Provide only the number of lines in the listing that contain the string "мероприятий".

- _Dataset_
:::

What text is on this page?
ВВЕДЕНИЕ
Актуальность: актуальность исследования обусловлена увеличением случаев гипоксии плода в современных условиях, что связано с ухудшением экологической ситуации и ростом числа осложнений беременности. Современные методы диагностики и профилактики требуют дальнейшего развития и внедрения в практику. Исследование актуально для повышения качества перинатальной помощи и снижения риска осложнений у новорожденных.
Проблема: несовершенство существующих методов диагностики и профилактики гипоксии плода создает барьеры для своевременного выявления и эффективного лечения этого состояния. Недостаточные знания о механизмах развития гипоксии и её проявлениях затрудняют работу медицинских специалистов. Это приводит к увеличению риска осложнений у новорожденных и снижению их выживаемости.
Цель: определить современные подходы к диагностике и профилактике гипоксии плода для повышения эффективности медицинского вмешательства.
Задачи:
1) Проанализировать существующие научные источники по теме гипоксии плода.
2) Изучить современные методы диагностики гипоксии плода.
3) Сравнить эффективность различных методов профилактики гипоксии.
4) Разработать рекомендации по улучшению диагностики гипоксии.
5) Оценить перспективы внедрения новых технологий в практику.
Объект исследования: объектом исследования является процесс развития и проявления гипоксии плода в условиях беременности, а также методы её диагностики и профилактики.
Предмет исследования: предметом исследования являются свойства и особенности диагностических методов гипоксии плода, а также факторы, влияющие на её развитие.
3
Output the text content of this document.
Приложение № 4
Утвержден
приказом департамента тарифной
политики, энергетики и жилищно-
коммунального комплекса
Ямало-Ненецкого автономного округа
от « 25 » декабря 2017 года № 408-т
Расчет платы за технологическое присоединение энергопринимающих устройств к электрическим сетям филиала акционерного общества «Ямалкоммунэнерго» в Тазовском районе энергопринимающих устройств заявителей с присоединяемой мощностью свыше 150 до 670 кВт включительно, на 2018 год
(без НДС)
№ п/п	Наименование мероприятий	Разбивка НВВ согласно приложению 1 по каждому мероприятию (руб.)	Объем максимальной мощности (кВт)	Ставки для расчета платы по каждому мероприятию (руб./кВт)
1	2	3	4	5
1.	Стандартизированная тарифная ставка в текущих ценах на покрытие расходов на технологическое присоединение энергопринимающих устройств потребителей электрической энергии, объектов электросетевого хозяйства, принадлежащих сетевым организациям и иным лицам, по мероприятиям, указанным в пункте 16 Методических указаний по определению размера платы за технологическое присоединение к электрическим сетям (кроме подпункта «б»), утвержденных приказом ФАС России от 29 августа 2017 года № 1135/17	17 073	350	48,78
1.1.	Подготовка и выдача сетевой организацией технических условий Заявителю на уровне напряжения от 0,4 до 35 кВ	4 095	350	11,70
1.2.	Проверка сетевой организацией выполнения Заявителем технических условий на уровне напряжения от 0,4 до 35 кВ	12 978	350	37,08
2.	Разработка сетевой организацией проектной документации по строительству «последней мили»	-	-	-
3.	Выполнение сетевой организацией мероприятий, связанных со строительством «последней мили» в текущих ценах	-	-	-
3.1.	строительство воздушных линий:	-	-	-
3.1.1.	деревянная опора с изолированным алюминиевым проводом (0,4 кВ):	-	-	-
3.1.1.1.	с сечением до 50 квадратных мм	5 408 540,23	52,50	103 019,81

:::

- _Exercise answer_
2